* START Material for this task *
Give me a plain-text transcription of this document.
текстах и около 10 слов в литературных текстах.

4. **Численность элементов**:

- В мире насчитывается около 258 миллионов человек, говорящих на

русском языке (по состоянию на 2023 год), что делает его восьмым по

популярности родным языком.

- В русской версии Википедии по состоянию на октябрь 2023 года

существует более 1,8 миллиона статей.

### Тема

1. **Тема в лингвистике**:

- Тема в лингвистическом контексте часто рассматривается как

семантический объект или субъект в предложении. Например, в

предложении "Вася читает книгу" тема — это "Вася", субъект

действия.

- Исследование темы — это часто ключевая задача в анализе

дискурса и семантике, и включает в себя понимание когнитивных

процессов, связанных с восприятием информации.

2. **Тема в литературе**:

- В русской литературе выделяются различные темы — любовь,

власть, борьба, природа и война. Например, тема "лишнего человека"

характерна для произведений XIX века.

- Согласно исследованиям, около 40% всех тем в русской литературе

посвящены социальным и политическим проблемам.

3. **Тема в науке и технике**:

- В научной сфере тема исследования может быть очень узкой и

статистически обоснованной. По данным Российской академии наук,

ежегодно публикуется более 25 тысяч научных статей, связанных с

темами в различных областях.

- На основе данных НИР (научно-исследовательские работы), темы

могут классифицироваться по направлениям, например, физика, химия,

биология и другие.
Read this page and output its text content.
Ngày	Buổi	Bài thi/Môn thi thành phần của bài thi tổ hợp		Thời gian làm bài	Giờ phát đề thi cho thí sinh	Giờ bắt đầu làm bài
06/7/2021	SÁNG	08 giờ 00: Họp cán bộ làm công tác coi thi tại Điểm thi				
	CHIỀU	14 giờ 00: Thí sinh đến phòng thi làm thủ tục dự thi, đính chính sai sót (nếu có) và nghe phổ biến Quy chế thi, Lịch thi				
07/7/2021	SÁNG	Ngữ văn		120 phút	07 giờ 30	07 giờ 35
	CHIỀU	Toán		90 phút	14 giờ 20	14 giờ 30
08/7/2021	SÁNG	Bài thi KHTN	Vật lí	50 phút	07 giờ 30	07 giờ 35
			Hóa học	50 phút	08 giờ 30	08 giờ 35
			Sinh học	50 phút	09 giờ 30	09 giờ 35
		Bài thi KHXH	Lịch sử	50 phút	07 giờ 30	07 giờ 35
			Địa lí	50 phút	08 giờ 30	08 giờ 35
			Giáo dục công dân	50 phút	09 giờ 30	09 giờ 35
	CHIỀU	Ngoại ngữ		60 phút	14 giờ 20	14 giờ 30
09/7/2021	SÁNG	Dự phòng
* END Material for this task *
- Aim of the exercise -
Copy every line above that holds the word "SÁNG".

- Answer below -
06/7/2021	SÁNG	08 giờ 00: Họp cán bộ làm công tác coi thi tại Điểm thi				
07/7/2021	SÁNG	Ngữ văn		120 phút	07 giờ 30	07 giờ 35
08/7/2021	SÁNG	Bài thi KHTN	Vật lí	50 phút	07 giờ 30	07 giờ 35
09/7/2021	SÁNG	Dự phòng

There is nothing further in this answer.